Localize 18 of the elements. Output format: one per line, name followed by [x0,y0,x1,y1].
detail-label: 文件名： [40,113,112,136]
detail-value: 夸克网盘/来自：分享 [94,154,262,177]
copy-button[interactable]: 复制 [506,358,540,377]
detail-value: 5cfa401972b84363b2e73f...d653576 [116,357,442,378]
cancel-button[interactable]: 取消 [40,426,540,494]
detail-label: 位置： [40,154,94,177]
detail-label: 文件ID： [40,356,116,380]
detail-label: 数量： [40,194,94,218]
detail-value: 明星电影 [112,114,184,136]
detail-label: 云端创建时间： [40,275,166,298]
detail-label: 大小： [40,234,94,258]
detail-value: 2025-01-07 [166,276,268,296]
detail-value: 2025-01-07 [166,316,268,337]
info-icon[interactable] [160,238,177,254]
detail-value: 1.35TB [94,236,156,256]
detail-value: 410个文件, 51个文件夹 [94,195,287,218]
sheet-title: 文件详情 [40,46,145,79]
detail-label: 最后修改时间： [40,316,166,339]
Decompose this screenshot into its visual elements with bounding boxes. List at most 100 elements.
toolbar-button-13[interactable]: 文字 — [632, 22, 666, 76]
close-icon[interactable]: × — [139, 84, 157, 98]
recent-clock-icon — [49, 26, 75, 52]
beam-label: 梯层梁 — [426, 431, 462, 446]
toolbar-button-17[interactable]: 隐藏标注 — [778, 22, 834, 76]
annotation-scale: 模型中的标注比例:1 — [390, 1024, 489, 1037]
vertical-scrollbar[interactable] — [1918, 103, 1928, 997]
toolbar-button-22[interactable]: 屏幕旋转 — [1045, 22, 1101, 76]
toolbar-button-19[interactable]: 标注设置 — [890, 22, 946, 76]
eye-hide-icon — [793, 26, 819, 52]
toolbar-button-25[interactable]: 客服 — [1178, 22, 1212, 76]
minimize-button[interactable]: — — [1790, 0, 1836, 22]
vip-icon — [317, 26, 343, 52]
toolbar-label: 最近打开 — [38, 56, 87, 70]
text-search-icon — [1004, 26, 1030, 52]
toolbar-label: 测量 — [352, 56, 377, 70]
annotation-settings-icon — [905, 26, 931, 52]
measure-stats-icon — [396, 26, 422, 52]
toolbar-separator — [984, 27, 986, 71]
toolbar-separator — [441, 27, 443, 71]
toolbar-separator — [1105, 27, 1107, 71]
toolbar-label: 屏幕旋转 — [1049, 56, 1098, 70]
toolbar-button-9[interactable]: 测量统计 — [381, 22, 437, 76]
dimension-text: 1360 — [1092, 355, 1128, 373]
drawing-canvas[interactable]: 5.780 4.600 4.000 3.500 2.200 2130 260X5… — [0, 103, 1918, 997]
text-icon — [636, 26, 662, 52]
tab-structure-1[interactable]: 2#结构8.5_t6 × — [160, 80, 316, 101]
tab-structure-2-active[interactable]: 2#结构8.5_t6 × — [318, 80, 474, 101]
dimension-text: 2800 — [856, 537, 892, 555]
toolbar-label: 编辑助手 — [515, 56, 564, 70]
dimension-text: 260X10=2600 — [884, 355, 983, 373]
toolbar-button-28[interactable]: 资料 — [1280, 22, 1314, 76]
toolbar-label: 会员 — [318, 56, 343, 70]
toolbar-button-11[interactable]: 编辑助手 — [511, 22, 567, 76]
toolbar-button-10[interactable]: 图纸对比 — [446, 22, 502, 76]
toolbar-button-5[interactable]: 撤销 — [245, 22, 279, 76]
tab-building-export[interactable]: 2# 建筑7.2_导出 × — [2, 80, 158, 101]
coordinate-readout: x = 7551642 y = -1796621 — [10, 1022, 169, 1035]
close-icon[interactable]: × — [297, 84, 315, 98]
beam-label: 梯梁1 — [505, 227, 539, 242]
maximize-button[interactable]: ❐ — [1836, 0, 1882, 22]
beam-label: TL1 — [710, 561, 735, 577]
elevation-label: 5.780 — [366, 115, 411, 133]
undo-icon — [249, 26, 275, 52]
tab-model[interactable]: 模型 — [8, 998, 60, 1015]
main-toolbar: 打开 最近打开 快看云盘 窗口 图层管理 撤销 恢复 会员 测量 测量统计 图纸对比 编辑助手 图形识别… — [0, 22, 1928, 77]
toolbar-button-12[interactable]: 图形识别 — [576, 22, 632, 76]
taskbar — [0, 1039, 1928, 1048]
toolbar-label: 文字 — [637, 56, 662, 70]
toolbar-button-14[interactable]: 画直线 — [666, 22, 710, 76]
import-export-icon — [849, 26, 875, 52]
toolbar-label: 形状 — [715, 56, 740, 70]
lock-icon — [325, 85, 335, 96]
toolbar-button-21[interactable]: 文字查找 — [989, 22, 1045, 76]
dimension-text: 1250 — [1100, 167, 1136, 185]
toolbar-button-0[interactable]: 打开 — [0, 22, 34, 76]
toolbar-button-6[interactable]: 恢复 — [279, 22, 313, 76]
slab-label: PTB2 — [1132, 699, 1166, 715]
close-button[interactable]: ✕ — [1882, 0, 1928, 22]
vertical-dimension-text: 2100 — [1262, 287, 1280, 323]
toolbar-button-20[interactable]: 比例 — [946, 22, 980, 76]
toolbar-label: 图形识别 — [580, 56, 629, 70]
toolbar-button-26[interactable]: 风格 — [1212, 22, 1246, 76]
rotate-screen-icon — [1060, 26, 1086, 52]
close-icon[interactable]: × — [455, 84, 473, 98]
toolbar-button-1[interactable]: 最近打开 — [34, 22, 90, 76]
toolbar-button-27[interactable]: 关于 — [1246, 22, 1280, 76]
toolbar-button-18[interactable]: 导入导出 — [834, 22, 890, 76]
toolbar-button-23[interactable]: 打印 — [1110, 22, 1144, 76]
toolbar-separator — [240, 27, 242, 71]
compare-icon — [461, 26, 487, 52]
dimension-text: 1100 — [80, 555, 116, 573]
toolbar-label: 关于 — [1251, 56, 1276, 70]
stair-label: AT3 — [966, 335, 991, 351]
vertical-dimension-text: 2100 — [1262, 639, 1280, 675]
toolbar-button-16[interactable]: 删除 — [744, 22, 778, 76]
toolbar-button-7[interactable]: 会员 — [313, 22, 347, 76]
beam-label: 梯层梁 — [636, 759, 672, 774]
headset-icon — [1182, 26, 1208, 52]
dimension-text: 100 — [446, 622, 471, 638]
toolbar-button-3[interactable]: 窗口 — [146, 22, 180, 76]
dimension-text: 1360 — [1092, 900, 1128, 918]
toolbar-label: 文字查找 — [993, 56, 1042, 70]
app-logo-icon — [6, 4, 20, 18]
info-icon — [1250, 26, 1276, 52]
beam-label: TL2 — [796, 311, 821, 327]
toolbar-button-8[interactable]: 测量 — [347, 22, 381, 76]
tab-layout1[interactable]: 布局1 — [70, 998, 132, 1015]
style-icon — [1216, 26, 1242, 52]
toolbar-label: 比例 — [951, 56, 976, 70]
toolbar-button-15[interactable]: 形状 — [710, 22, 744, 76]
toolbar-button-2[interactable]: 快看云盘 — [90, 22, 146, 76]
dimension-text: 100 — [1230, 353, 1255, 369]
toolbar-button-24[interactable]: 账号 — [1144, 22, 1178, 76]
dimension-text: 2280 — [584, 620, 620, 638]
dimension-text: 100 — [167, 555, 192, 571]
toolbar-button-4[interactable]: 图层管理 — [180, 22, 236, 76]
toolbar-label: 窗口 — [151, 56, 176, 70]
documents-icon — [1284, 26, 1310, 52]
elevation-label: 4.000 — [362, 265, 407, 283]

-----

*WORK TO DO*. Reproduce everything from the start of the records down to the line containing "detail-value: 5cfa401972b84363b2e73f...d653576 [116,357,442,378]", switching "detail-value" to "field-value" and leaving all else unchanged.

*COMPLETED TASK*.
Localize 18 of the elements. Output format: one per line, name followed by [x0,y0,x1,y1].
detail-label: 文件名： [40,113,112,136]
field-value: 夸克网盘/来自：分享 [94,154,262,177]
copy-button[interactable]: 复制 [506,358,540,377]
field-value: 5cfa401972b84363b2e73f...d653576 [116,357,442,378]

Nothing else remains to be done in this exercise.